[Records contained in a dataset]

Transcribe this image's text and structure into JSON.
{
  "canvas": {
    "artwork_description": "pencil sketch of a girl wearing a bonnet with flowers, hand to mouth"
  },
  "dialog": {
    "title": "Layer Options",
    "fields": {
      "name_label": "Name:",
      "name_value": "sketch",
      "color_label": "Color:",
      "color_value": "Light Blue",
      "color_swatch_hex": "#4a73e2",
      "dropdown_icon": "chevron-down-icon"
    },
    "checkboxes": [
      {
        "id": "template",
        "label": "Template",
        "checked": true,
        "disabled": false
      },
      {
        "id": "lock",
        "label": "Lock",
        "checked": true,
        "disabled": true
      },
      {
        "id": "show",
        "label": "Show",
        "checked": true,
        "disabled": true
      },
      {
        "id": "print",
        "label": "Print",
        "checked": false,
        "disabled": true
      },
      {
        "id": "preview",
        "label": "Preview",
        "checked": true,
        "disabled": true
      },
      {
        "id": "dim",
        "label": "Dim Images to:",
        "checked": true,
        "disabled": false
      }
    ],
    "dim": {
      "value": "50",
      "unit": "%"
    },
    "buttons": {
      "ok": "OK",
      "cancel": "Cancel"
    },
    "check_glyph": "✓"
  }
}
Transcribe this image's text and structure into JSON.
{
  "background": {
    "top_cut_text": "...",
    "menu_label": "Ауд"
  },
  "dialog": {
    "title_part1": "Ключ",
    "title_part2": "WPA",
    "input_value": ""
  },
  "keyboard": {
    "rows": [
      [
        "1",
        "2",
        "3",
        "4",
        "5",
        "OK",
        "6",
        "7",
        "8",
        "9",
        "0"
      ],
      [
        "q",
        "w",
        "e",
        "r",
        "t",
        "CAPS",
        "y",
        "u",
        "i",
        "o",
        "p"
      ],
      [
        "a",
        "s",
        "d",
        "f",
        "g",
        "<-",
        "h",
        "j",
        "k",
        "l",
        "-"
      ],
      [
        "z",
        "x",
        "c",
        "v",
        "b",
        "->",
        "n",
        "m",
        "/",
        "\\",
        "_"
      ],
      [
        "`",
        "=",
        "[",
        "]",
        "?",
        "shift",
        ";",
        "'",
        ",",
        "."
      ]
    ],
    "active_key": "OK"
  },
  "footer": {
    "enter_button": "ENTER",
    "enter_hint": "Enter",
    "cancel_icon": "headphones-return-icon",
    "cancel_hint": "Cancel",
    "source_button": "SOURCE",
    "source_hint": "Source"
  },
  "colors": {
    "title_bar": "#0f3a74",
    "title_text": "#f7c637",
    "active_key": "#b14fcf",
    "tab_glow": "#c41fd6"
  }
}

[What is needed]: All the entries above need to be reproduced exactly.

[Response to the exercise]:
Transcribe this image's text and structure into JSON.
{
  "canvas": {
    "artwork_description": "pencil sketch of a girl wearing a bonnet with flowers, hand to mouth"
  },
  "dialog": {
    "title": "Layer Options",
    "fields": {
      "name_label": "Name:",
      "name_value": "sketch",
      "color_label": "Color:",
      "color_value": "Light Blue",
      "color_swatch_hex": "#4a73e2",
      "dropdown_icon": "chevron-down-icon"
    },
    "checkboxes": [
      {
        "id": "template",
        "label": "Template",
        "checked": true,
        "disabled": false
      },
      {
        "id": "lock",
        "label": "Lock",
        "checked": true,
        "disabled": true
      },
      {
        "id": "show",
        "label": "Show",
        "checked": true,
        "disabled": true
      },
      {
        "id": "print",
        "label": "Print",
        "checked": false,
        "disabled": true
      },
      {
        "id": "preview",
        "label": "Preview",
        "checked": true,
        "disabled": true
      },
      {
        "id": "dim",
        "label": "Dim Images to:",
        "checked": true,
        "disabled": false
      }
    ],
    "dim": {
      "value": "50",
      "unit": "%"
    },
    "buttons": {
      "ok": "OK",
      "cancel": "Cancel"
    },
    "check_glyph": "✓"
  }
}
Transcribe this image's text and structure into JSON.
{
  "background": {
    "top_cut_text": "...",
    "menu_label": "Ауд"
  },
  "dialog": {
    "title_part1": "Ключ",
    "title_part2": "WPA",
    "input_value": ""
  },
  "keyboard": {
    "rows": [
      [
        "1",
        "2",
        "3",
        "4",
        "5",
        "OK",
        "6",
        "7",
        "8",
        "9",
        "0"
      ],
      [
        "q",
        "w",
        "e",
        "r",
        "t",
        "CAPS",
        "y",
        "u",
        "i",
        "o",
        "p"
      ],
      [
        "a",
        "s",
        "d",
        "f",
        "g",
        "<-",
        "h",
        "j",
        "k",
        "l",
        "-"
      ],
      [
        "z",
        "x",
        "c",
        "v",
        "b",
        "->",
        "n",
        "m",
        "/",
        "\\",
        "_"
      ],
      [
        "`",
        "=",
        "[",
        "]",
        "?",
        "shift",
        ";",
        "'",
        ",",
        "."
      ]
    ],
    "active_key": "OK"
  },
  "footer": {
    "enter_button": "ENTER",
    "enter_hint": "Enter",
    "cancel_icon": "headphones-return-icon",
    "cancel_hint": "Cancel",
    "source_button": "SOURCE",
    "source_hint": "Source"
  },
  "colors": {
    "title_bar": "#0f3a74",
    "title_text": "#f7c637",
    "active_key": "#b14fcf",
    "tab_glow": "#c41fd6"
  }
}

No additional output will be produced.